▶ **RECORDS FOR THIS EXERCISE**
# # #

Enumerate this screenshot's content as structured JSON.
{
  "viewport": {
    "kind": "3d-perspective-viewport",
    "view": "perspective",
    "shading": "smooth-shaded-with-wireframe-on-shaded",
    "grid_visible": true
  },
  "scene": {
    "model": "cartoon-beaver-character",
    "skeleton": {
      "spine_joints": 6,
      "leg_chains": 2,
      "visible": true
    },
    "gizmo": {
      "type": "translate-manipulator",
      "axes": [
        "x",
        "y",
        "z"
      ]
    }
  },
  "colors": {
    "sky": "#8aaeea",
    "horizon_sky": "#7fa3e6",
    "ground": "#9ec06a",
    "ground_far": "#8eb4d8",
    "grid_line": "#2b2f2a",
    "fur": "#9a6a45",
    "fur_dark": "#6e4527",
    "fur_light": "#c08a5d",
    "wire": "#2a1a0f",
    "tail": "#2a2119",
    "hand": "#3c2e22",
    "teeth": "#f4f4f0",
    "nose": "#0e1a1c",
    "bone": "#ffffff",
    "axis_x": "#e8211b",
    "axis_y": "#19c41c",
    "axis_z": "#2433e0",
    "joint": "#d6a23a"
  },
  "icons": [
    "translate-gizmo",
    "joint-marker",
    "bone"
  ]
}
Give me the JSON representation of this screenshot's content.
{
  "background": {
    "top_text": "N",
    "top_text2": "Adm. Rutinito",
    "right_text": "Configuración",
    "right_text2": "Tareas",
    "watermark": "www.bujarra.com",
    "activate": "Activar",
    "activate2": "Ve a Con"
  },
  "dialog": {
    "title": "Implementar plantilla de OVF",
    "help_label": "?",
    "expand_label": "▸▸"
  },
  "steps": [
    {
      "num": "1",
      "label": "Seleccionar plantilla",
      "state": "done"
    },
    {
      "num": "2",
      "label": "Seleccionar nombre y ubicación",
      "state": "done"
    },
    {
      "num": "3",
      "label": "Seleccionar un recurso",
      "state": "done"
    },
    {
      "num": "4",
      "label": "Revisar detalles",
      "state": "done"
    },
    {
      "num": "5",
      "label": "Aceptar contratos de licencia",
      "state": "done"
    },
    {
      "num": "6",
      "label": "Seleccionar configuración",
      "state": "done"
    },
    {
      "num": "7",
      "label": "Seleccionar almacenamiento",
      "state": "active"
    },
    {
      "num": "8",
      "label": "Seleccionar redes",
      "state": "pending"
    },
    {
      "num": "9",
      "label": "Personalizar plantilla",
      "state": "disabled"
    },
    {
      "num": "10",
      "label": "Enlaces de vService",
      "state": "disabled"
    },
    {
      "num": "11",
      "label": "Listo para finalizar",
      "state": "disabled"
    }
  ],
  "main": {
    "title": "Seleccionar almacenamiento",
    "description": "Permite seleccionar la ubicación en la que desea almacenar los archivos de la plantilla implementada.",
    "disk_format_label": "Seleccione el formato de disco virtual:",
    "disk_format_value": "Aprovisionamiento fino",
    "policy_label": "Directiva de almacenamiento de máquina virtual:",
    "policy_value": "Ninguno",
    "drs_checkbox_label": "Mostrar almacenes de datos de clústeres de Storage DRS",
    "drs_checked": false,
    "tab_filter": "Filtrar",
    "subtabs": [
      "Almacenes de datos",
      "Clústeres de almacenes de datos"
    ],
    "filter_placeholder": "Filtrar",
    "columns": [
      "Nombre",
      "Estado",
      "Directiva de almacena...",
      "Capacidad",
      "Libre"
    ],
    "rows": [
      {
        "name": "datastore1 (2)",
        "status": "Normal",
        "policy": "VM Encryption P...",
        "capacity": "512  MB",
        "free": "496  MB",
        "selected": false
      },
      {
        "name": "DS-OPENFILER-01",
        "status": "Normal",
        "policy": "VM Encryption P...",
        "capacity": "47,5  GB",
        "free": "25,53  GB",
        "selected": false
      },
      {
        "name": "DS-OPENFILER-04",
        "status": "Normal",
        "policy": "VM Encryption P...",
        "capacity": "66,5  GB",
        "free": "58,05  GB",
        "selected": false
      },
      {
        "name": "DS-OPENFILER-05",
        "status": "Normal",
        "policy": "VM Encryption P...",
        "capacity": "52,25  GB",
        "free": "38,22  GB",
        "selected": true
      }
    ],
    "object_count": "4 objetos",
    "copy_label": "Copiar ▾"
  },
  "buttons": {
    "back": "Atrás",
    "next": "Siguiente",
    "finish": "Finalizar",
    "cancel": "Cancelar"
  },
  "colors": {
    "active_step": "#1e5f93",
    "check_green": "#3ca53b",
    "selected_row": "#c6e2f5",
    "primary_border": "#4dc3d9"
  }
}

# # #

▶ **INSTRUCTIONS TO FOLLOW**
From the records above, extract every entry verbatim.

▶ **TASK SOLUTION**
Enumerate this screenshot's content as structured JSON.
{
  "viewport": {
    "kind": "3d-perspective-viewport",
    "view": "perspective",
    "shading": "smooth-shaded-with-wireframe-on-shaded",
    "grid_visible": true
  },
  "scene": {
    "model": "cartoon-beaver-character",
    "skeleton": {
      "spine_joints": 6,
      "leg_chains": 2,
      "visible": true
    },
    "gizmo": {
      "type": "translate-manipulator",
      "axes": [
        "x",
        "y",
        "z"
      ]
    }
  },
  "colors": {
    "sky": "#8aaeea",
    "horizon_sky": "#7fa3e6",
    "ground": "#9ec06a",
    "ground_far": "#8eb4d8",
    "grid_line": "#2b2f2a",
    "fur": "#9a6a45",
    "fur_dark": "#6e4527",
    "fur_light": "#c08a5d",
    "wire": "#2a1a0f",
    "tail": "#2a2119",
    "hand": "#3c2e22",
    "teeth": "#f4f4f0",
    "nose": "#0e1a1c",
    "bone": "#ffffff",
    "axis_x": "#e8211b",
    "axis_y": "#19c41c",
    "axis_z": "#2433e0",
    "joint": "#d6a23a"
  },
  "icons": [
    "translate-gizmo",
    "joint-marker",
    "bone"
  ]
}
Give me the JSON representation of this screenshot's content.
{
  "background": {
    "top_text": "N",
    "top_text2": "Adm. Rutinito",
    "right_text": "Configuración",
    "right_text2": "Tareas",
    "watermark": "www.bujarra.com",
    "activate": "Activar",
    "activate2": "Ve a Con"
  },
  "dialog": {
    "title": "Implementar plantilla de OVF",
    "help_label": "?",
    "expand_label": "▸▸"
  },
  "steps": [
    {
      "num": "1",
      "label": "Seleccionar plantilla",
      "state": "done"
    },
    {
      "num": "2",
      "label": "Seleccionar nombre y ubicación",
      "state": "done"
    },
    {
      "num": "3",
      "label": "Seleccionar un recurso",
      "state": "done"
    },
    {
      "num": "4",
      "label": "Revisar detalles",
      "state": "done"
    },
    {
      "num": "5",
      "label": "Aceptar contratos de licencia",
      "state": "done"
    },
    {
      "num": "6",
      "label": "Seleccionar configuración",
      "state": "done"
    },
    {
      "num": "7",
      "label": "Seleccionar almacenamiento",
      "state": "active"
    },
    {
      "num": "8",
      "label": "Seleccionar redes",
      "state": "pending"
    },
    {
      "num": "9",
      "label": "Personalizar plantilla",
      "state": "disabled"
    },
    {
      "num": "10",
      "label": "Enlaces de vService",
      "state": "disabled"
    },
    {
      "num": "11",
      "label": "Listo para finalizar",
      "state": "disabled"
    }
  ],
  "main": {
    "title": "Seleccionar almacenamiento",
    "description": "Permite seleccionar la ubicación en la que desea almacenar los archivos de la plantilla implementada.",
    "disk_format_label": "Seleccione el formato de disco virtual:",
    "disk_format_value": "Aprovisionamiento fino",
    "policy_label": "Directiva de almacenamiento de máquina virtual:",
    "policy_value": "Ninguno",
    "drs_checkbox_label": "Mostrar almacenes de datos de clústeres de Storage DRS",
    "drs_checked": false,
    "tab_filter": "Filtrar",
    "subtabs": [
      "Almacenes de datos",
      "Clústeres de almacenes de datos"
    ],
    "filter_placeholder": "Filtrar",
    "columns": [
      "Nombre",
      "Estado",
      "Directiva de almacena...",
      "Capacidad",
      "Libre"
    ],
    "rows": [
      {
        "name": "datastore1 (2)",
        "status": "Normal",
        "policy": "VM Encryption P...",
        "capacity": "512  MB",
        "free": "496  MB",
        "selected": false
      },
      {
        "name": "DS-OPENFILER-01",
        "status": "Normal",
        "policy": "VM Encryption P...",
        "capacity": "47,5  GB",
        "free": "25,53  GB",
        "selected": false
      },
      {
        "name": "DS-OPENFILER-04",
        "status": "Normal",
        "policy": "VM Encryption P...",
        "capacity": "66,5  GB",
        "free": "58,05  GB",
        "selected": false
      },
      {
        "name": "DS-OPENFILER-05",
        "status": "Normal",
        "policy": "VM Encryption P...",
        "capacity": "52,25  GB",
        "free": "38,22  GB",
        "selected": true
      }
    ],
    "object_count": "4 objetos",
    "copy_label": "Copiar ▾"
  },
  "buttons": {
    "back": "Atrás",
    "next": "Siguiente",
    "finish": "Finalizar",
    "cancel": "Cancelar"
  },
  "colors": {
    "active_step": "#1e5f93",
    "check_green": "#3ca53b",
    "selected_row": "#c6e2f5",
    "primary_border": "#4dc3d9"
  }
}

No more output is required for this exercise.